The task
Identify each line containing the word "комментарий" and copy it.

Stored data entries:
______________________________

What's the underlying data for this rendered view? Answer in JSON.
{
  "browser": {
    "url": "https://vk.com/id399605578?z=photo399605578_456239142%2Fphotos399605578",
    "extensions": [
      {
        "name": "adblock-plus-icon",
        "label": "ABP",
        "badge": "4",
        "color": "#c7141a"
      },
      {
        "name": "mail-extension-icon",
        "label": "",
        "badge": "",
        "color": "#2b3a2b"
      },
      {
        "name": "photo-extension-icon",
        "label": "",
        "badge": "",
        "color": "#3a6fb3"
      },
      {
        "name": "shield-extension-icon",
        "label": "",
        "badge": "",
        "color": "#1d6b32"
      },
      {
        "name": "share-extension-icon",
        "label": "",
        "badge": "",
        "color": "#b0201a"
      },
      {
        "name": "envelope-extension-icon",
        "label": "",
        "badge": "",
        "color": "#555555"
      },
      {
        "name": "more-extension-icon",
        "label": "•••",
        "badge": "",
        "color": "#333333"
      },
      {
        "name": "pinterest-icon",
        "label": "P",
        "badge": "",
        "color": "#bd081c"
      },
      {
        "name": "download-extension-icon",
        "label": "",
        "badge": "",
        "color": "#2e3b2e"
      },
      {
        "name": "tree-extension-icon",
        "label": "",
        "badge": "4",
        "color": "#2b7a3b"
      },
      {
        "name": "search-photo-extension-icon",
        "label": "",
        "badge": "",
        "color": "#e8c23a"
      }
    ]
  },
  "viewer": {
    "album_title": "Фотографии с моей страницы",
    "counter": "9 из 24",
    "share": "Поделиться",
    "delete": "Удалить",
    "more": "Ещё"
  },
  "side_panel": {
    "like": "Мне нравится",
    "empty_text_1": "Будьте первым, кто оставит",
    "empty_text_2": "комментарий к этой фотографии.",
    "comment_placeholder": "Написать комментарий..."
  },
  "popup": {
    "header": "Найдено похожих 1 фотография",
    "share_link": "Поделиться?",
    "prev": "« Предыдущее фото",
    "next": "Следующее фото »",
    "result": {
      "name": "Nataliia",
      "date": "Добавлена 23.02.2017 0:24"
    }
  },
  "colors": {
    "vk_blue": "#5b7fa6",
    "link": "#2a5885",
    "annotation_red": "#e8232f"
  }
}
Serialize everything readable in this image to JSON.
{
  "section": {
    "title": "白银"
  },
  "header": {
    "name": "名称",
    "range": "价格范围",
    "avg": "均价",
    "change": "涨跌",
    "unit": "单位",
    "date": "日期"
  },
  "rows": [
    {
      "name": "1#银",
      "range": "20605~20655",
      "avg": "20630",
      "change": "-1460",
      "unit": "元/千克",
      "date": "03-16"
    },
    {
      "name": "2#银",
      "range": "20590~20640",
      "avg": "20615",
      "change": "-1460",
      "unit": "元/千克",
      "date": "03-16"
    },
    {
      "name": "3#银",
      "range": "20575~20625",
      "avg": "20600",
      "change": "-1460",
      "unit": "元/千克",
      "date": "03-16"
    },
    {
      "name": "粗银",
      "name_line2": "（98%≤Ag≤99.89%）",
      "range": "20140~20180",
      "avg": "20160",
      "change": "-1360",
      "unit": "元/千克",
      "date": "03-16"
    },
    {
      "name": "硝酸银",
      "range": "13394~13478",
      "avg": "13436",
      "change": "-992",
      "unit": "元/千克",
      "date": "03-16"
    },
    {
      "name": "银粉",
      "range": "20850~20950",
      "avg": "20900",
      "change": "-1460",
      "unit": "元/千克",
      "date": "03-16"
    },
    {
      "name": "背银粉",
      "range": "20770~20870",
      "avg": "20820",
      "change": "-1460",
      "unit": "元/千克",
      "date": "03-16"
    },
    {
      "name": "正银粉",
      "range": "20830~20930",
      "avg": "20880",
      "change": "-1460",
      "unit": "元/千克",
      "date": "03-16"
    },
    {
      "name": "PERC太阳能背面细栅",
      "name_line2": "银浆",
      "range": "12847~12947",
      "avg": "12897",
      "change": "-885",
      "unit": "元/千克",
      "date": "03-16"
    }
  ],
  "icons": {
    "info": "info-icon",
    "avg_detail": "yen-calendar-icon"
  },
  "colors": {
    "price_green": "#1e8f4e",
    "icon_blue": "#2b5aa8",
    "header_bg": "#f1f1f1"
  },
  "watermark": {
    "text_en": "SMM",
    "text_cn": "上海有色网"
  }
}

______________________________

Correct response
    "empty_text_2": "комментарий к этой фотографии.",
    "comment_placeholder": "Написать комментарий..."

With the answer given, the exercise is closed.